TASK DIRECTIONS: Reproduce the data in its entirety, exactly as supplied.

SUPPLIED INFORMATION:

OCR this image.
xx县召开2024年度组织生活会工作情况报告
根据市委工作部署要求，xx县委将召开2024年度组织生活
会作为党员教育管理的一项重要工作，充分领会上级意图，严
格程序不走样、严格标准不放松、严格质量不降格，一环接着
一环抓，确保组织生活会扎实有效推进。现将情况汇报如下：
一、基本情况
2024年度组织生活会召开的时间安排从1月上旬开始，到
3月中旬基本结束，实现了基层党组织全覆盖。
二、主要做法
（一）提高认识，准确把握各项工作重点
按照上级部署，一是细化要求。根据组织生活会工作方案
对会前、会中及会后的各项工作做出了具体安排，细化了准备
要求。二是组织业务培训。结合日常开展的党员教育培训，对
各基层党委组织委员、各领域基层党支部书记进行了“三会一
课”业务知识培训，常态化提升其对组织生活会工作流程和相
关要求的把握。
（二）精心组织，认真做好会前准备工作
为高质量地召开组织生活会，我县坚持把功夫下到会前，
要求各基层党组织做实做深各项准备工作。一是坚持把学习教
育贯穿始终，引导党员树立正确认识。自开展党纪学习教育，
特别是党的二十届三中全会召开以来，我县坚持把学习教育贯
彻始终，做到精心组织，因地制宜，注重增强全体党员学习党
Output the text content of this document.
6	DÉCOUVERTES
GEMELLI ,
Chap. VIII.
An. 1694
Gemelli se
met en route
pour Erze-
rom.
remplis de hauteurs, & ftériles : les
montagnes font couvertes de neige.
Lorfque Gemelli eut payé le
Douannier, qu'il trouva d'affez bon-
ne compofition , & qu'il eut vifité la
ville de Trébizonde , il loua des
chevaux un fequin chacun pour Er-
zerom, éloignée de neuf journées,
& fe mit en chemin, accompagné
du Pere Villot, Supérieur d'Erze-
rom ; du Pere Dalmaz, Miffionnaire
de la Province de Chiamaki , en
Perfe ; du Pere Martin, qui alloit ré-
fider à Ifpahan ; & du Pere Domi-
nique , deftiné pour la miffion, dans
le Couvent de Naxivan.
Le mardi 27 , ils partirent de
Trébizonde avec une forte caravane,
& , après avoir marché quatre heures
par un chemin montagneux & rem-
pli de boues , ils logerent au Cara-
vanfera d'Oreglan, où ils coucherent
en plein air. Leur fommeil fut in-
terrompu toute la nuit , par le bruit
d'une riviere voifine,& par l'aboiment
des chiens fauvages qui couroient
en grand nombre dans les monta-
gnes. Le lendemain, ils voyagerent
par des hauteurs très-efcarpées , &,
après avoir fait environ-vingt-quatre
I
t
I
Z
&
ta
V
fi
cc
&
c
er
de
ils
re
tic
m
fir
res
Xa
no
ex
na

REPLY TO THE TASK:
OCR this image.
xx县召开2024年度组织生活会工作情况报告
根据市委工作部署要求，xx县委将召开2024年度组织生活
会作为党员教育管理的一项重要工作，充分领会上级意图，严
格程序不走样、严格标准不放松、严格质量不降格，一环接着
一环抓，确保组织生活会扎实有效推进。现将情况汇报如下：
一、基本情况
2024年度组织生活会召开的时间安排从1月上旬开始，到
3月中旬基本结束，实现了基层党组织全覆盖。
二、主要做法
（一）提高认识，准确把握各项工作重点
按照上级部署，一是细化要求。根据组织生活会工作方案
对会前、会中及会后的各项工作做出了具体安排，细化了准备
要求。二是组织业务培训。结合日常开展的党员教育培训，对
各基层党委组织委员、各领域基层党支部书记进行了“三会一
课”业务知识培训，常态化提升其对组织生活会工作流程和相
关要求的把握。
（二）精心组织，认真做好会前准备工作
为高质量地召开组织生活会，我县坚持把功夫下到会前，
要求各基层党组织做实做深各项准备工作。一是坚持把学习教
育贯穿始终，引导党员树立正确认识。自开展党纪学习教育，
特别是党的二十届三中全会召开以来，我县坚持把学习教育贯
彻始终，做到精心组织，因地制宜，注重增强全体党员学习党
Output the text content of this document.
6	DÉCOUVERTES
GEMELLI ,
Chap. VIII.
An. 1694
Gemelli se
met en route
pour Erze-
rom.
remplis de hauteurs, & ftériles : les
montagnes font couvertes de neige.
Lorfque Gemelli eut payé le
Douannier, qu'il trouva d'affez bon-
ne compofition , & qu'il eut vifité la
ville de Trébizonde , il loua des
chevaux un fequin chacun pour Er-
zerom, éloignée de neuf journées,
& fe mit en chemin, accompagné
du Pere Villot, Supérieur d'Erze-
rom ; du Pere Dalmaz, Miffionnaire
de la Province de Chiamaki , en
Perfe ; du Pere Martin, qui alloit ré-
fider à Ifpahan ; & du Pere Domi-
nique , deftiné pour la miffion, dans
le Couvent de Naxivan.
Le mardi 27 , ils partirent de
Trébizonde avec une forte caravane,
& , après avoir marché quatre heures
par un chemin montagneux & rem-
pli de boues , ils logerent au Cara-
vanfera d'Oreglan, où ils coucherent
en plein air. Leur fommeil fut in-
terrompu toute la nuit , par le bruit
d'une riviere voifine,& par l'aboiment
des chiens fauvages qui couroient
en grand nombre dans les monta-
gnes. Le lendemain, ils voyagerent
par des hauteurs très-efcarpées , &,
après avoir fait environ-vingt-quatre
I
t
I
Z
&
ta
V
fi
cc
&
c
er
de
ils
re
tic
m
fir
res
Xa
no
ex
na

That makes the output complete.